- **Given request**
Your task is to repeat the entries exactly. Leave the pictures out.

======== Material for this exercise

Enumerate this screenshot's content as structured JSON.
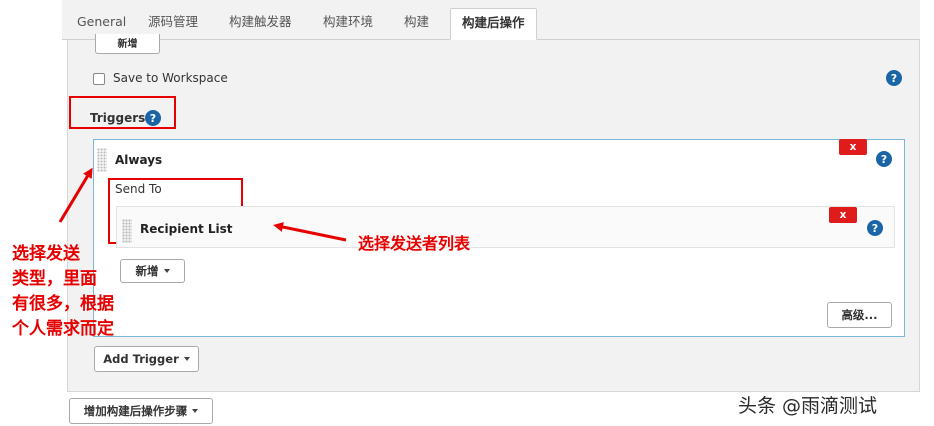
{
  "tabs": [
    {
      "label": "General"
    },
    {
      "label": "源码管理"
    },
    {
      "label": "构建触发器"
    },
    {
      "label": "构建环境"
    },
    {
      "label": "构建"
    },
    {
      "label": "构建后操作"
    }
  ],
  "active_tab_index": 5,
  "top_add_button": "新增",
  "save_to_workspace": {
    "label": "Save to Workspace",
    "checked": false
  },
  "triggers_label": "Triggers",
  "trigger_always": {
    "title": "Always",
    "close_label": "x",
    "send_to_label": "Send To",
    "recipient_list": {
      "title": "Recipient List",
      "close_label": "x"
    },
    "add_button": "新增",
    "advanced_button": "高级..."
  },
  "add_trigger_button": "Add Trigger",
  "add_post_build_button": "增加构建后操作步骤",
  "help_glyph": "?",
  "annotations": {
    "left_note": [
      "选择发送",
      "类型，里面",
      "有很多，根据",
      "个人需求而定"
    ],
    "right_note": "选择发送者列表"
  },
  "watermark": "头条 @雨滴测试",
  "colors": {
    "accent_red": "#e60000",
    "help_blue": "#1a65a6",
    "close_red": "#e01b1b"
  }
}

================

- **Exercise result**
Enumerate this screenshot's content as structured JSON.
{
  "tabs": [
    {
      "label": "General"
    },
    {
      "label": "源码管理"
    },
    {
      "label": "构建触发器"
    },
    {
      "label": "构建环境"
    },
    {
      "label": "构建"
    },
    {
      "label": "构建后操作"
    }
  ],
  "active_tab_index": 5,
  "top_add_button": "新增",
  "save_to_workspace": {
    "label": "Save to Workspace",
    "checked": false
  },
  "triggers_label": "Triggers",
  "trigger_always": {
    "title": "Always",
    "close_label": "x",
    "send_to_label": "Send To",
    "recipient_list": {
      "title": "Recipient List",
      "close_label": "x"
    },
    "add_button": "新增",
    "advanced_button": "高级..."
  },
  "add_trigger_button": "Add Trigger",
  "add_post_build_button": "增加构建后操作步骤",
  "help_glyph": "?",
  "annotations": {
    "left_note": [
      "选择发送",
      "类型，里面",
      "有很多，根据",
      "个人需求而定"
    ],
    "right_note": "选择发送者列表"
  },
  "watermark": "头条 @雨滴测试",
  "colors": {
    "accent_red": "#e60000",
    "help_blue": "#1a65a6",
    "close_red": "#e01b1b"
  }
}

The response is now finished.